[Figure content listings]
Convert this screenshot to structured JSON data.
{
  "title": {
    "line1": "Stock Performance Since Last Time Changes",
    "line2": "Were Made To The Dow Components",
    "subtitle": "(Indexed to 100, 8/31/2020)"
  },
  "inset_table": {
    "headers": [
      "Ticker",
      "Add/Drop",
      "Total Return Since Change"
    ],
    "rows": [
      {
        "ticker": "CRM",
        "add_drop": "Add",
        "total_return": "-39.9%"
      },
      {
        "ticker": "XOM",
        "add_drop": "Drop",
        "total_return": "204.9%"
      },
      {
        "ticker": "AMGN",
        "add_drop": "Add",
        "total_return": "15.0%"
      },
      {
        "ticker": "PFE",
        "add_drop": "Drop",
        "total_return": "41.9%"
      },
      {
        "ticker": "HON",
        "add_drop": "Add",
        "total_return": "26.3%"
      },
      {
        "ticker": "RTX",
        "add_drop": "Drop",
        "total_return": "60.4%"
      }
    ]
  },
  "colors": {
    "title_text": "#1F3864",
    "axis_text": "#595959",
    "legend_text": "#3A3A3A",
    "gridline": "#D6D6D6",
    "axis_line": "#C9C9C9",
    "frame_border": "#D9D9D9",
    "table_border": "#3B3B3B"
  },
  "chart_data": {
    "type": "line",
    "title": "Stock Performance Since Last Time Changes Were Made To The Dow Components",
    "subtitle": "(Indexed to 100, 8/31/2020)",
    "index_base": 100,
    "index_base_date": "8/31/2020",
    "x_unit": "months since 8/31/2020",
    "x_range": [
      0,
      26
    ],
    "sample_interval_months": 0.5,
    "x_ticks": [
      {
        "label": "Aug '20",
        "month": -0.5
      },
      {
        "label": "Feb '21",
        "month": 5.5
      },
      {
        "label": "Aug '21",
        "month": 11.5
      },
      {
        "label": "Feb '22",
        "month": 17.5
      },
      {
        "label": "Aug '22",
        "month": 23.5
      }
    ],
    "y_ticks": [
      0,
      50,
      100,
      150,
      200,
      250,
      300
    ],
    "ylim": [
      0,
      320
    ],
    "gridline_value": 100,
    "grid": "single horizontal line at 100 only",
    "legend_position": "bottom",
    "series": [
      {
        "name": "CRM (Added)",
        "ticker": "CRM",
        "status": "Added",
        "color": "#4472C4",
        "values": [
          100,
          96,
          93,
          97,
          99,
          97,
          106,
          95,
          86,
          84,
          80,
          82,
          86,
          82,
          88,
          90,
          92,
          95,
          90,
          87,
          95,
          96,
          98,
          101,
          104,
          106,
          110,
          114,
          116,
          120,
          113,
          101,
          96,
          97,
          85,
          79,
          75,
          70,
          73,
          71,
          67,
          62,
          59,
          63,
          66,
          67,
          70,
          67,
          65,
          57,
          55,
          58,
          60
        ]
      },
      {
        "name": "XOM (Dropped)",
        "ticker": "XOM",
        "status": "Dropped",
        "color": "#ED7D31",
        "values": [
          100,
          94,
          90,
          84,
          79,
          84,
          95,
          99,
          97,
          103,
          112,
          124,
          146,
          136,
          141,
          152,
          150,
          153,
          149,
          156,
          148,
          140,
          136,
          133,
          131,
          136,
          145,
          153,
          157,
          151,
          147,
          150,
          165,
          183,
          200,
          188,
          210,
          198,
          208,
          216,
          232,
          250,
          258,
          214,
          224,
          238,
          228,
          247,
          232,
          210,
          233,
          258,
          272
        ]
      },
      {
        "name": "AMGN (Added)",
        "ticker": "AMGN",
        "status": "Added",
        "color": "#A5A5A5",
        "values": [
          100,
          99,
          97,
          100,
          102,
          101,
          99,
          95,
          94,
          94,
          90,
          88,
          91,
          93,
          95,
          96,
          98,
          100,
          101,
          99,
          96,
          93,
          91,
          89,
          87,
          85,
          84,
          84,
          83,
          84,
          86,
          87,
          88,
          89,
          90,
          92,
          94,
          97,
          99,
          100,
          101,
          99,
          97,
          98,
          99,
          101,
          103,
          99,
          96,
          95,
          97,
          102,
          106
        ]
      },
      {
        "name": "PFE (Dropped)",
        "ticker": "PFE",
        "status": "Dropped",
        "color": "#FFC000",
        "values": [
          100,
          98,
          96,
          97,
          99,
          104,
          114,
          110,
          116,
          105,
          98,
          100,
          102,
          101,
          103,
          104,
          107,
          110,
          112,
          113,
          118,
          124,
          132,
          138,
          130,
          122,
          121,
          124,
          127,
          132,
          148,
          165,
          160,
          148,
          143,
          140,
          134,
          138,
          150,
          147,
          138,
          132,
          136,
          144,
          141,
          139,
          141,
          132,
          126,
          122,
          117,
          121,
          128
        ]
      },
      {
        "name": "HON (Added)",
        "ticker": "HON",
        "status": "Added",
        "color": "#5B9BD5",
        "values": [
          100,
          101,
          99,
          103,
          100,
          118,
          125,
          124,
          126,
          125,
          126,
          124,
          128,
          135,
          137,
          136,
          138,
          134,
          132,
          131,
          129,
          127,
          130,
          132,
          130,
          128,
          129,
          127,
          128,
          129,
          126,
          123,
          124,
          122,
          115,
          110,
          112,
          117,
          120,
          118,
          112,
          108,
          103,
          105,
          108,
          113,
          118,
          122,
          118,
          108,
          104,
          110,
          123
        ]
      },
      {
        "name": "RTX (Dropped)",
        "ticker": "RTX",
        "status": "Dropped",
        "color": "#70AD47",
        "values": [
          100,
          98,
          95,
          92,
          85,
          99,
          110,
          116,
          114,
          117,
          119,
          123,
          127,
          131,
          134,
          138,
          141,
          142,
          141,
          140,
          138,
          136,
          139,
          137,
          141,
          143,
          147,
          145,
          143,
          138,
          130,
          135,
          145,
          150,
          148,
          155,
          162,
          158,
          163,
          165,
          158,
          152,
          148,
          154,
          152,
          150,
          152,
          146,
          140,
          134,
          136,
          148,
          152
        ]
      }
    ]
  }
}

• [What you need to do] Select every line in the records above that contains the word "Components".

• [Finished task]
    "line2": "Were Made To The Dow Components",
    "title": "Stock Performance Since Last Time Changes Were Made To The Dow Components",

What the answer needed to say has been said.